> _Available records_
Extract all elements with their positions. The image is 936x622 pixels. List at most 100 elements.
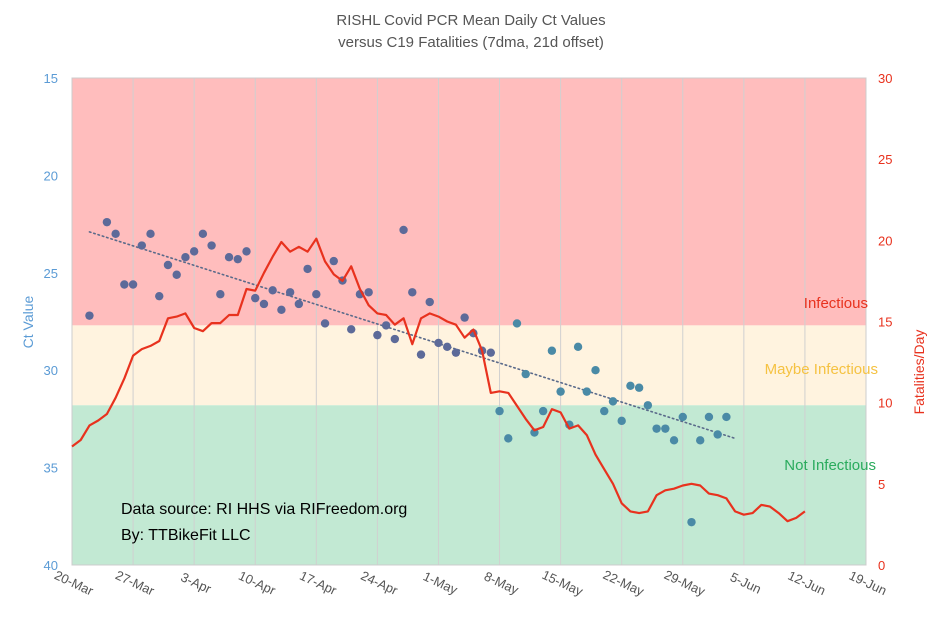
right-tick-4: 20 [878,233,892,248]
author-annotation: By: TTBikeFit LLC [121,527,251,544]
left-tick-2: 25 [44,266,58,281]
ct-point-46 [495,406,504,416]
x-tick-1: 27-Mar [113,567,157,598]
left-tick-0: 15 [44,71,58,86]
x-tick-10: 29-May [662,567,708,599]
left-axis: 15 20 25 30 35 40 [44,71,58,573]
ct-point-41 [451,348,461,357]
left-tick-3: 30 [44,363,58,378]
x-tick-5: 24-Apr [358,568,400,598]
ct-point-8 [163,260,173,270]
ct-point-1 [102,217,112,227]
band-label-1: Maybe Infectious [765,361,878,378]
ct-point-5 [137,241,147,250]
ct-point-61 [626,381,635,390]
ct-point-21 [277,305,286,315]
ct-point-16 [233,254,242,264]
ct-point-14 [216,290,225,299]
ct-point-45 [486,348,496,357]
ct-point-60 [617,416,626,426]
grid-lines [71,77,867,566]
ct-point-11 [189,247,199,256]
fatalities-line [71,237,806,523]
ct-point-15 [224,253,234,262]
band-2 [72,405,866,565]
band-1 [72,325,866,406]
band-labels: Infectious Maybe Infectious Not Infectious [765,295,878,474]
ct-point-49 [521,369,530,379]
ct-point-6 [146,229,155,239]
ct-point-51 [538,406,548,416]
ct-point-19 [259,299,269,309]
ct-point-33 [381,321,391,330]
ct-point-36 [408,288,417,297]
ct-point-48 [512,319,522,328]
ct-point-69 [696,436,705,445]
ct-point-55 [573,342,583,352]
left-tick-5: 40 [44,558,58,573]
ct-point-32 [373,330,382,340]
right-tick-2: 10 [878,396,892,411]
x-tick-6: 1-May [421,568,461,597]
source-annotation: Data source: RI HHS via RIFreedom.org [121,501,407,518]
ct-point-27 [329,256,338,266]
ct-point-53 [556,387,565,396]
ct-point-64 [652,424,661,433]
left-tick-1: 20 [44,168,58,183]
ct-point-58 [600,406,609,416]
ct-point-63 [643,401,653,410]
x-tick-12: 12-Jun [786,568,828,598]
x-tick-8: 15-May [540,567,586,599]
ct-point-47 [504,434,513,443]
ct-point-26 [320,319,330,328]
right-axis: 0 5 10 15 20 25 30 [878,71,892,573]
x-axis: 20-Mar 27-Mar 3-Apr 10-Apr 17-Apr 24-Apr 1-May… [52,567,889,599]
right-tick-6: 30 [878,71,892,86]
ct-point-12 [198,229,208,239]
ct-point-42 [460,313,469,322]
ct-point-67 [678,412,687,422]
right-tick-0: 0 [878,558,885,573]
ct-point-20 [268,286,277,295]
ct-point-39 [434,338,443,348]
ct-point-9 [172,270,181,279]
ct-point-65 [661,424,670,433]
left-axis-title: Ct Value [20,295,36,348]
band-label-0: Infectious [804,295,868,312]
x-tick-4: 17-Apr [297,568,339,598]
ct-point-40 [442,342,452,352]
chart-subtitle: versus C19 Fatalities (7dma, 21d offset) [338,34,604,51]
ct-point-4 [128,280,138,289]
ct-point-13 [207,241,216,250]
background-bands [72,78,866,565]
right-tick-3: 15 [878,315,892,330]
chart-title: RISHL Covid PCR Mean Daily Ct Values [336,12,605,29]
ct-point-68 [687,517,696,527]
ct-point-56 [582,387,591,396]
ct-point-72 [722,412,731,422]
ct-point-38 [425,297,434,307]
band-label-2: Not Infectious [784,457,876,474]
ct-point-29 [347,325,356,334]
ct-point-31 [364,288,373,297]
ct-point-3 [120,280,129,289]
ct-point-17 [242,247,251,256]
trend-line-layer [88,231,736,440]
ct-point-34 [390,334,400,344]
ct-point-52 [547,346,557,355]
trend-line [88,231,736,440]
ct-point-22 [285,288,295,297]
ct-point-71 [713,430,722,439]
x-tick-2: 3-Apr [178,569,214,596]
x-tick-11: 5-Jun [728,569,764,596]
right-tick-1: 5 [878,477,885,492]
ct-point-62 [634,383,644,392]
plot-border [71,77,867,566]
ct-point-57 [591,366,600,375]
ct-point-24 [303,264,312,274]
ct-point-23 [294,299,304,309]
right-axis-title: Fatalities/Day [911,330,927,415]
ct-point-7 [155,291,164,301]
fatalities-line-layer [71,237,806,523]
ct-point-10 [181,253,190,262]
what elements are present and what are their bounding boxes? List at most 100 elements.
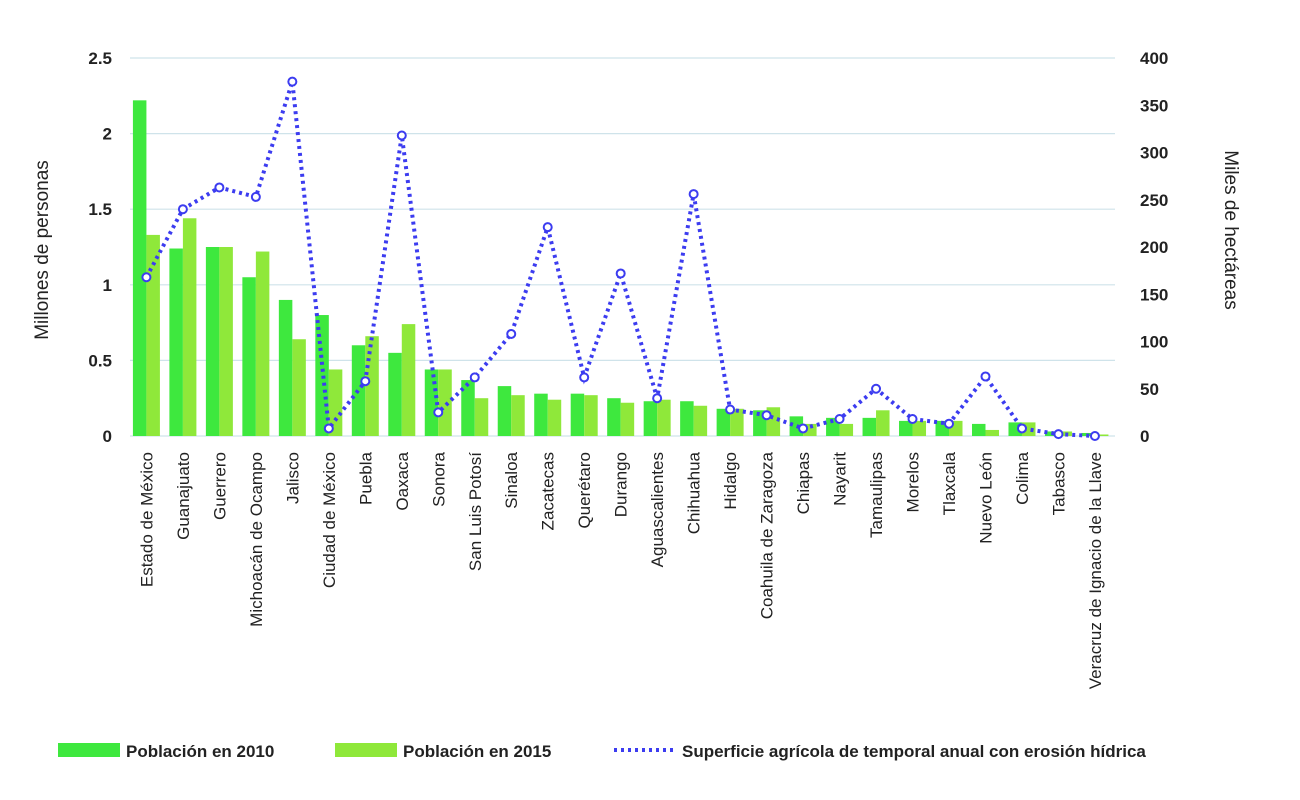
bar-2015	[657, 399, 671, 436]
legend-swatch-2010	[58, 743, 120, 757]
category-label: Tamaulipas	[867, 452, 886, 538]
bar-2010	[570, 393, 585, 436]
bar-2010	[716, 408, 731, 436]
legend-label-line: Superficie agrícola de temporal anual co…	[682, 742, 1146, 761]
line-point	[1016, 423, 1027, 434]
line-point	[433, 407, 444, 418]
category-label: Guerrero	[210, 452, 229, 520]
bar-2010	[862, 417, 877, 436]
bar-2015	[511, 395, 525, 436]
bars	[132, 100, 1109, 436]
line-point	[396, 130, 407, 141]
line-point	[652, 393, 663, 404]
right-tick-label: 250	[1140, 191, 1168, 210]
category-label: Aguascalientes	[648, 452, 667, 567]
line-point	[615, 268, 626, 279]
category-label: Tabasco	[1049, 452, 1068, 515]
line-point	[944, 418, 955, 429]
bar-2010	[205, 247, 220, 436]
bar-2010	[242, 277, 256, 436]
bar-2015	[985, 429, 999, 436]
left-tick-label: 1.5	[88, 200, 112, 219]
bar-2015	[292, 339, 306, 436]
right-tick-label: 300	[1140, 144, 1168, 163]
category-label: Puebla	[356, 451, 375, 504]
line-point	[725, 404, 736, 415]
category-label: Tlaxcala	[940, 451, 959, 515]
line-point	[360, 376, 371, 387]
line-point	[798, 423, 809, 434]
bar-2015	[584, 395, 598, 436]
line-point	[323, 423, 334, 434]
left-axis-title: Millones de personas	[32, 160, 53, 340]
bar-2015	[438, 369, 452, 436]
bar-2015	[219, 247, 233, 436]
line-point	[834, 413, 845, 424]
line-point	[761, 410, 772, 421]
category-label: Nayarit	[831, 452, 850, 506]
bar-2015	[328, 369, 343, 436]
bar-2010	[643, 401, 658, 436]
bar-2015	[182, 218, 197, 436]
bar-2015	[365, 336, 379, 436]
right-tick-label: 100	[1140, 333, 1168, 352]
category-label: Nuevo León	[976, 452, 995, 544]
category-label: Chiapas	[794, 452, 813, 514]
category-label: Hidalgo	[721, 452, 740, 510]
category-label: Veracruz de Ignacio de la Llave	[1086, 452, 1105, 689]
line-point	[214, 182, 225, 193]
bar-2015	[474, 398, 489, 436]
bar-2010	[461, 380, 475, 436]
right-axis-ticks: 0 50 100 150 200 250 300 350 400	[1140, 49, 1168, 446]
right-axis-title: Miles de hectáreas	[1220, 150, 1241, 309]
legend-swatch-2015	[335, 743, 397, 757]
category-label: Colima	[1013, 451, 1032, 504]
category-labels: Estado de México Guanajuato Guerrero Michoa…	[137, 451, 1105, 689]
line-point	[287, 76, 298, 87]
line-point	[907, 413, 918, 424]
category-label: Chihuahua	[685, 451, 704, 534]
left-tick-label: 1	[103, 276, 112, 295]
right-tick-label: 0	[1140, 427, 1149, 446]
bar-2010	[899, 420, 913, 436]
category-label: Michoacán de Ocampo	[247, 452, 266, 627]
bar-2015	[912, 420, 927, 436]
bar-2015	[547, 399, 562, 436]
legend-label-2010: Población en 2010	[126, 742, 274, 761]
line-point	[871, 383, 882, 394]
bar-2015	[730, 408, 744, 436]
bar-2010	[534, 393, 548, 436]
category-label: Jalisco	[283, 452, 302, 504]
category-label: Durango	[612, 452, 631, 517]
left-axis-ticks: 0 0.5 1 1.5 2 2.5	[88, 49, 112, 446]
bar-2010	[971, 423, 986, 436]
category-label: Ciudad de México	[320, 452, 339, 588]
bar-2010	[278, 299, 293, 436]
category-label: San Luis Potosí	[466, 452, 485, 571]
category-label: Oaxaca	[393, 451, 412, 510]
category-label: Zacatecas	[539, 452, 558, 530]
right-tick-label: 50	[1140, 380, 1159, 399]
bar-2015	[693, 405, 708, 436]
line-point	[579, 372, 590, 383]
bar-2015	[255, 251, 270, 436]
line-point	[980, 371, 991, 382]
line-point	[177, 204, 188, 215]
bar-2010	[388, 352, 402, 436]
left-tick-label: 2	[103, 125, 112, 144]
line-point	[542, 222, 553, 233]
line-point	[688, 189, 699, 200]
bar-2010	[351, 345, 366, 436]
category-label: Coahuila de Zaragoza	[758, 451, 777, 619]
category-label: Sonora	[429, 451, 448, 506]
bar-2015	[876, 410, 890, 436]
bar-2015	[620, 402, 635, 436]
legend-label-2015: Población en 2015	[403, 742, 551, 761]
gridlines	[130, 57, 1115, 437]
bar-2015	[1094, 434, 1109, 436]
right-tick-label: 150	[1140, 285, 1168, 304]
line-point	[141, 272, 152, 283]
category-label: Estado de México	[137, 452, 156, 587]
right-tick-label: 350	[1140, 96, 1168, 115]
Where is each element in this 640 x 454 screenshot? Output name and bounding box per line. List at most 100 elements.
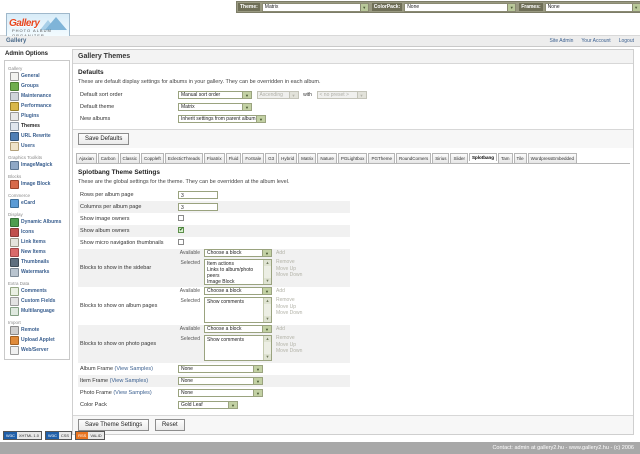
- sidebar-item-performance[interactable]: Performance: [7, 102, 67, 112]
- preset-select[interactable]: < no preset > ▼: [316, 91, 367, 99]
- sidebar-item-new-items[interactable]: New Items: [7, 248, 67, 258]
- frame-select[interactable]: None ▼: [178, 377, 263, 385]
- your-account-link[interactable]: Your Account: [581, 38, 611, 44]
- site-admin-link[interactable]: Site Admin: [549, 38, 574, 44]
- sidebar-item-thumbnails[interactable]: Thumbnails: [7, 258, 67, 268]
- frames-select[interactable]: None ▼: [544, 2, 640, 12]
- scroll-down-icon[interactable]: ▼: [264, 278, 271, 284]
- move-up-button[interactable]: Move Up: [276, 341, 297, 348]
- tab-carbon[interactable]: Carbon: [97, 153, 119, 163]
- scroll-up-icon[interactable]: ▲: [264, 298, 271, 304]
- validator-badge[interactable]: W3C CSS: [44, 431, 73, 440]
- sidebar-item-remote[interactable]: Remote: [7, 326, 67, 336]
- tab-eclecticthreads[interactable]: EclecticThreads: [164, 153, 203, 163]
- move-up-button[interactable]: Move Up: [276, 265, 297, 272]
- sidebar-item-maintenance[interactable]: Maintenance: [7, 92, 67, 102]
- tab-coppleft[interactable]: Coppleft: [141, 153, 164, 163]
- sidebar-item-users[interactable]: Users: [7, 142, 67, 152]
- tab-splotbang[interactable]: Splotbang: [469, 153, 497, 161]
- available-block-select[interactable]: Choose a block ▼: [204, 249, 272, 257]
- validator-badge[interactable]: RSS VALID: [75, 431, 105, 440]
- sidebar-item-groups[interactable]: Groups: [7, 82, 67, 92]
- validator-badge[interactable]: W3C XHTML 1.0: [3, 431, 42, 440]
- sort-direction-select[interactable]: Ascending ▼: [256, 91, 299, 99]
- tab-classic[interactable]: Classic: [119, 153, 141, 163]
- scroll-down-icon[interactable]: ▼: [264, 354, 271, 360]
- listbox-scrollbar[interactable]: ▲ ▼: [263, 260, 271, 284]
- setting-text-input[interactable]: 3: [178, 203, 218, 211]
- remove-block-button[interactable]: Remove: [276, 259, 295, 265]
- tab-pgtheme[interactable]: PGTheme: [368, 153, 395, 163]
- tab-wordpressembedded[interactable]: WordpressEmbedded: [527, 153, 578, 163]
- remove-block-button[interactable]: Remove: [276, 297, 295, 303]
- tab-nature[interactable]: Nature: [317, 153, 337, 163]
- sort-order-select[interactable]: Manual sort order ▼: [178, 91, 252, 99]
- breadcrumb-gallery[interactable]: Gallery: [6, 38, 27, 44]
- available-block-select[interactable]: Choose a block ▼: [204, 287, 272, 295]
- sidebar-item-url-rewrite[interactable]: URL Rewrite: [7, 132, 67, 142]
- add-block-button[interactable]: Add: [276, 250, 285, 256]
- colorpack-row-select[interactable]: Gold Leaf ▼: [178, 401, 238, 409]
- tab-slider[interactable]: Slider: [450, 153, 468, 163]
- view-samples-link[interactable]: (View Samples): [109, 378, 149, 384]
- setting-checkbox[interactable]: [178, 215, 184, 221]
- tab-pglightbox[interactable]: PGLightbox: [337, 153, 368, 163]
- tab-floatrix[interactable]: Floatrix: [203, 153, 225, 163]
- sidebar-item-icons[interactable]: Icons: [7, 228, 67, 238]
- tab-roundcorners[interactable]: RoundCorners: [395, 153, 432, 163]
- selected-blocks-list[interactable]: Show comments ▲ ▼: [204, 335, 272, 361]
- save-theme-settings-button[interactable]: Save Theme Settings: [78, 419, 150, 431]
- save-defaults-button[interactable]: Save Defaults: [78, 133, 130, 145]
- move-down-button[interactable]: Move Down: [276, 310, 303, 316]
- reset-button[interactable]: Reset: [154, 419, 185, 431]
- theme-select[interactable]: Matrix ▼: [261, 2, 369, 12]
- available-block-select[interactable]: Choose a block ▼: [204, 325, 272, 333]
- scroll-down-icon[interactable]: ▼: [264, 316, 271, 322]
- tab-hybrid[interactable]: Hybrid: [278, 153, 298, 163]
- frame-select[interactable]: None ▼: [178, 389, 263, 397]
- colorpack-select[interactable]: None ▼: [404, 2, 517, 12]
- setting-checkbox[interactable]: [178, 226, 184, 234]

> _What this task involves_
Reproduce the lines verbatim, beginning with the line that contains "right-tick-4: 20 [878,233,892,248]" and ending with the line that contains "x-tick-10: 29-May [662,567,708,599]", including both of those lines.

> _Full response_
right-tick-4: 20 [878,233,892,248]
author-annotation: By: TTBikeFit LLC [121,527,251,544]
left-tick-2: 25 [44,266,58,281]
ct-point-46 [495,406,504,416]
x-tick-1: 27-Mar [113,567,157,598]
left-tick-0: 15 [44,71,58,86]
x-tick-10: 29-May [662,567,708,599]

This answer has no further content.